Objective
Search the data for the string "Payrun" and gather each line it is in.

Dataset content
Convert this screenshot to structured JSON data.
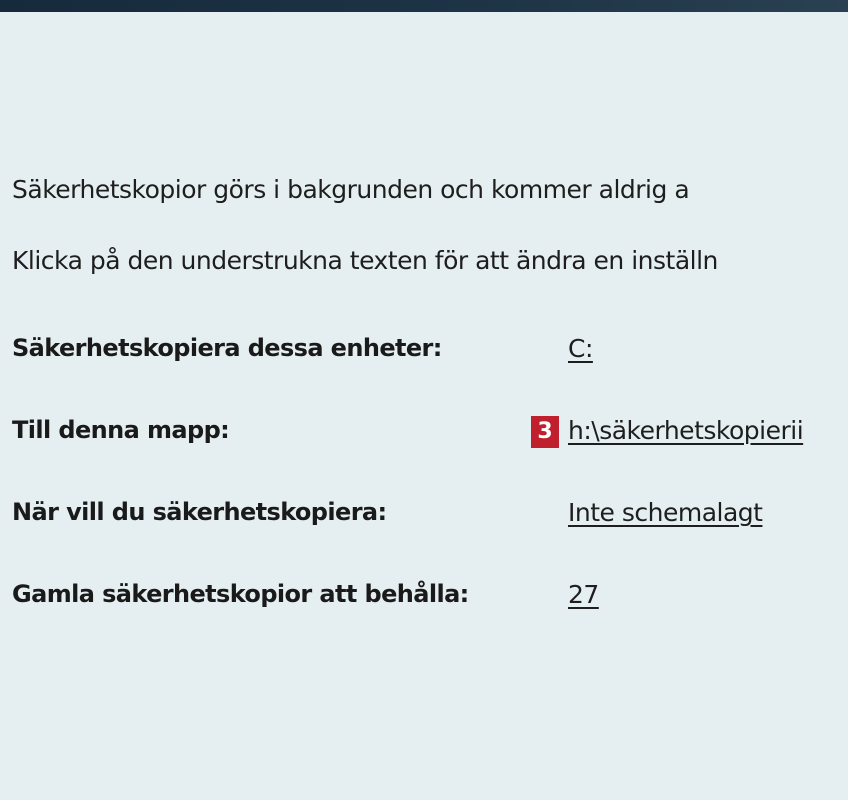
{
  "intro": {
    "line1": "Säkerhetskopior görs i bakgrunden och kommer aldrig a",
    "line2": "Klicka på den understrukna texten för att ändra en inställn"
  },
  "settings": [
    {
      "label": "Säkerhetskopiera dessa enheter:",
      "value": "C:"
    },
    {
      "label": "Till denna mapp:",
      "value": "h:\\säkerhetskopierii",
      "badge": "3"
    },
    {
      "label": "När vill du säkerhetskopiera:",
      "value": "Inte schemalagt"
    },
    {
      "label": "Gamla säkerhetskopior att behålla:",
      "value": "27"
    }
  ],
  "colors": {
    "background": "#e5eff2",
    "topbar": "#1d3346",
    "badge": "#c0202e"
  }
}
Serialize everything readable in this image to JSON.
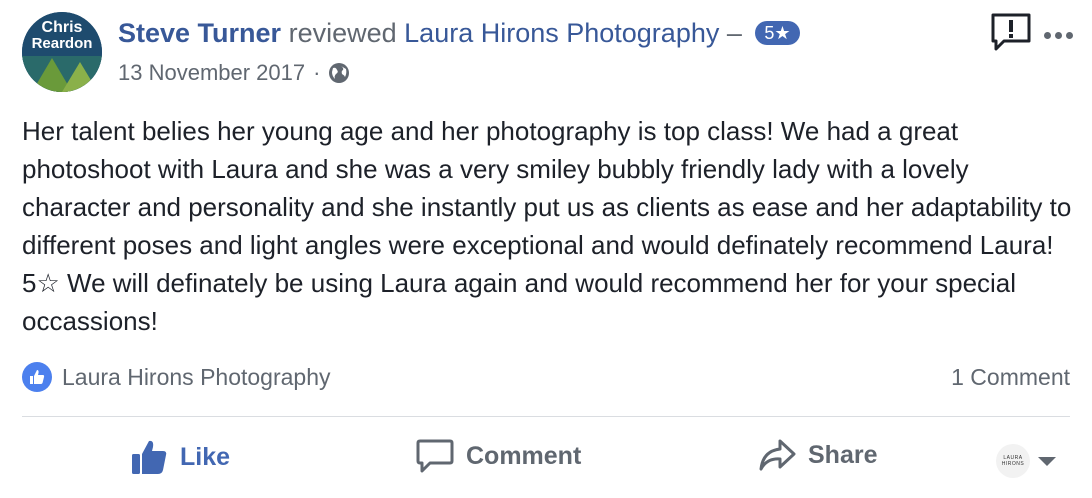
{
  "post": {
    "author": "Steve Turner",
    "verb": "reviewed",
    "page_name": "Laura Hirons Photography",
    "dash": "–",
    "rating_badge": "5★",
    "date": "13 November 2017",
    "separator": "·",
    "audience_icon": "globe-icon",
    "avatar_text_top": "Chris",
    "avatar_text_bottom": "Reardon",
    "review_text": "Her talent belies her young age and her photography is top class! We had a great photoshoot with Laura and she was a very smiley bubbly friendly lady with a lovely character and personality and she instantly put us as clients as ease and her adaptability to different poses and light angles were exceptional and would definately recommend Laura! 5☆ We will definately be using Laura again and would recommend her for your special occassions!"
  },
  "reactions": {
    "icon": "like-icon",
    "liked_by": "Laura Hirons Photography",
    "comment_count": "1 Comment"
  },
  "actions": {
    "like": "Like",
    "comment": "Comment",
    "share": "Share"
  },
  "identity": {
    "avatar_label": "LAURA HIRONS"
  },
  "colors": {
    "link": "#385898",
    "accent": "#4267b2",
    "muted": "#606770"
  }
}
* * *
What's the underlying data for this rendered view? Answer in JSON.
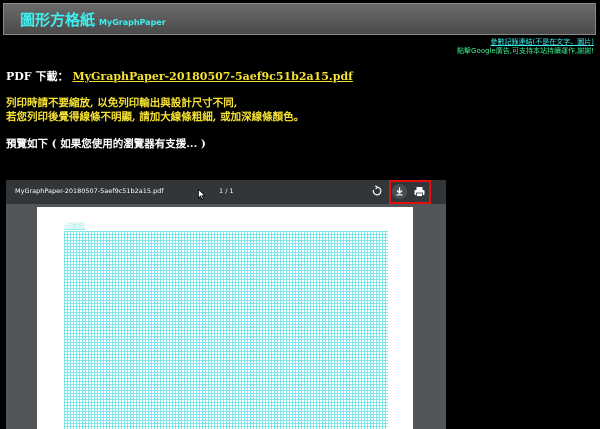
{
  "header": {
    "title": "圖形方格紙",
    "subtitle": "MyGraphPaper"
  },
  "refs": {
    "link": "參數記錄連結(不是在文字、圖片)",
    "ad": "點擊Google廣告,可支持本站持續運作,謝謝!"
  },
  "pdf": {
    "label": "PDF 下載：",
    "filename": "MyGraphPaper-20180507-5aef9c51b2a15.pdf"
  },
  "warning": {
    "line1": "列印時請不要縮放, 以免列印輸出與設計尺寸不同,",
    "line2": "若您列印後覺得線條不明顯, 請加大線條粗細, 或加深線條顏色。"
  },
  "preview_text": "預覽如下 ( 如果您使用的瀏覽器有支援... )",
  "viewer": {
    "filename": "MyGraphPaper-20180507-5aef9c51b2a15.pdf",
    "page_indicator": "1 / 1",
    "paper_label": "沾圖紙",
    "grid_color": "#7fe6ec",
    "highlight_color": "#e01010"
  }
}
--
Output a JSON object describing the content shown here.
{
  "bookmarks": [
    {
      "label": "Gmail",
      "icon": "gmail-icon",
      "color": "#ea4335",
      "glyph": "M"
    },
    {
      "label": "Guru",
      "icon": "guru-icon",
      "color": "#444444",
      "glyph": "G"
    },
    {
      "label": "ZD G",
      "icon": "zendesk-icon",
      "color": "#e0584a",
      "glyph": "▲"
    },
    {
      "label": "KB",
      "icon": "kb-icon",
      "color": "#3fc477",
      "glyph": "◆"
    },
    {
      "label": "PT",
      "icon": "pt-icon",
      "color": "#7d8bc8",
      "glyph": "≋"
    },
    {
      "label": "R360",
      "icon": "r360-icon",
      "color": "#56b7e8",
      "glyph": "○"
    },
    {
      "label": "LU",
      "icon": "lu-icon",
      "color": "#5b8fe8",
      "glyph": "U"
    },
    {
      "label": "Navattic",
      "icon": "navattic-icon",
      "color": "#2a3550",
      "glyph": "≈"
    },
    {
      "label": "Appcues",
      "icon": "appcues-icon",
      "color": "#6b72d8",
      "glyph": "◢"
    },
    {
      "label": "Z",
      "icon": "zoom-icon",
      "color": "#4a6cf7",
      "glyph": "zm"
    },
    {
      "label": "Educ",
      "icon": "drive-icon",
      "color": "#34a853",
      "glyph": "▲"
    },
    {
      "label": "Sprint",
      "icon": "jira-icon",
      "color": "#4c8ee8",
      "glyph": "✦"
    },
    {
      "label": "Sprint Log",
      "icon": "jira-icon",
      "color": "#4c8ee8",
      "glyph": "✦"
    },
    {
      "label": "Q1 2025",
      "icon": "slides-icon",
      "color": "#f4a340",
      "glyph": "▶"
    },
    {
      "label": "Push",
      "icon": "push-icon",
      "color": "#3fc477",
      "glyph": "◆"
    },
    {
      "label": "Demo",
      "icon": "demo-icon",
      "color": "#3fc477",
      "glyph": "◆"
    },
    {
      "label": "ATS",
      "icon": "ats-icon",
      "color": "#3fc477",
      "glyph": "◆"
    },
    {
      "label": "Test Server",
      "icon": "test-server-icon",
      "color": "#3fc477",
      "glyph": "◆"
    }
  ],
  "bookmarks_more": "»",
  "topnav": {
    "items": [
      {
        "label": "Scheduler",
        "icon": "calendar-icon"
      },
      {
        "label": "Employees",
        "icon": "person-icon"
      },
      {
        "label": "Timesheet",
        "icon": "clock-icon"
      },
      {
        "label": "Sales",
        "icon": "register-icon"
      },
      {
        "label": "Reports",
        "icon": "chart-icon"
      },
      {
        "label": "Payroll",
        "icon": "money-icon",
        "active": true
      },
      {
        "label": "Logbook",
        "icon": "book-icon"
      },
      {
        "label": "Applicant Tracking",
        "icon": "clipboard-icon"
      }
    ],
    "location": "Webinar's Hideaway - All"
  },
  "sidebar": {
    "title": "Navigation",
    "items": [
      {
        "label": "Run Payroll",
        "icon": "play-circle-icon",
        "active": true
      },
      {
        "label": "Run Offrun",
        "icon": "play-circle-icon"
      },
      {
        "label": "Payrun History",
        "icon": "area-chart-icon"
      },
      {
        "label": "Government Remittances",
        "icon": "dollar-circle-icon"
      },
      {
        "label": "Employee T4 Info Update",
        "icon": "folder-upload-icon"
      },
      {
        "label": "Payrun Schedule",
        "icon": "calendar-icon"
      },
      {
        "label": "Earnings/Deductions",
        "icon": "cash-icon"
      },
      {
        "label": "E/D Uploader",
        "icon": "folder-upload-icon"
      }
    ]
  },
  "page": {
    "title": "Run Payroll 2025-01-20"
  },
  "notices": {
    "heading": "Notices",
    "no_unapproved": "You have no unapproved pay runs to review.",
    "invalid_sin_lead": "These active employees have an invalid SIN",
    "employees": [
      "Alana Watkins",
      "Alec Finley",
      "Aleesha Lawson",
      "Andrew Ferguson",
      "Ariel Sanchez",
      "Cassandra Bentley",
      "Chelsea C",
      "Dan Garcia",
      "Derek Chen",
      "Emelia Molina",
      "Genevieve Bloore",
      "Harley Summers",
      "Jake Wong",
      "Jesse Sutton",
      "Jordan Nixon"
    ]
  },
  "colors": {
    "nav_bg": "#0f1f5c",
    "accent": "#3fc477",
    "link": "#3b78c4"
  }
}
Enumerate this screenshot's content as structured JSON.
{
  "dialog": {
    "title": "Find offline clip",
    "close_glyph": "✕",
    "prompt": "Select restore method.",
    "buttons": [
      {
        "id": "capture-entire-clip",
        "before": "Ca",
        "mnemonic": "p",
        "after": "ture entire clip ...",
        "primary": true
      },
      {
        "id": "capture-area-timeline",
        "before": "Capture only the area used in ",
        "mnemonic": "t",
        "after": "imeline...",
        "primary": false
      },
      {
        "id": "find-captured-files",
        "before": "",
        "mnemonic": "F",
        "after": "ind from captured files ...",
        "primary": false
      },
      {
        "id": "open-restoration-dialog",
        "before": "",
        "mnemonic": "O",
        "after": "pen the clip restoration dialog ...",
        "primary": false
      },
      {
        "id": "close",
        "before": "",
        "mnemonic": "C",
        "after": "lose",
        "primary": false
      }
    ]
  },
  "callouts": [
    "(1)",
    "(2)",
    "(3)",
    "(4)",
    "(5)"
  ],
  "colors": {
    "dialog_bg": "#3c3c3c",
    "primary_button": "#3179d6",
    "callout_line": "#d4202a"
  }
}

Finished answer
        "label": "Payrun History",
        "label": "Payrun Schedule",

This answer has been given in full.